═══ Material to process

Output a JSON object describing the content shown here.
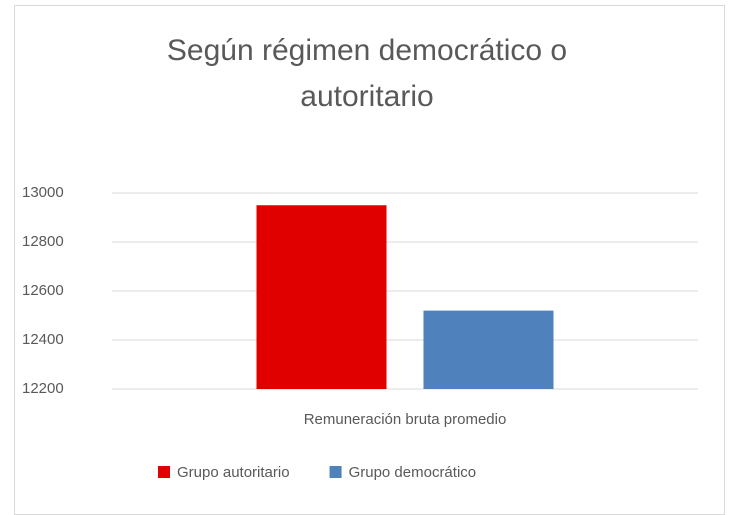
{
  "chart_data": {
    "type": "bar",
    "title": "Según régimen democrático o autoritario",
    "categories": [
      "Remuneración bruta promedio"
    ],
    "series": [
      {
        "name": "Grupo autoritario",
        "color": "#e00000",
        "values": [
          12950
        ]
      },
      {
        "name": "Grupo democrático",
        "color": "#4f81bd",
        "values": [
          12520
        ]
      }
    ],
    "ylim": [
      12200,
      13000
    ],
    "yticks": [
      12200,
      12400,
      12600,
      12800,
      13000
    ],
    "grid": true,
    "legend": "bottom"
  }
}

══════

Generate a word-for-word copy of the preceding records, excluding all pictures.

Output a JSON object describing the content shown here.
{
  "chart_data": {
    "type": "bar",
    "title": "Según régimen democrático o autoritario",
    "categories": [
      "Remuneración bruta promedio"
    ],
    "series": [
      {
        "name": "Grupo autoritario",
        "color": "#e00000",
        "values": [
          12950
        ]
      },
      {
        "name": "Grupo democrático",
        "color": "#4f81bd",
        "values": [
          12520
        ]
      }
    ],
    "ylim": [
      12200,
      13000
    ],
    "yticks": [
      12200,
      12400,
      12600,
      12800,
      13000
    ],
    "grid": true,
    "legend": "bottom"
  }
}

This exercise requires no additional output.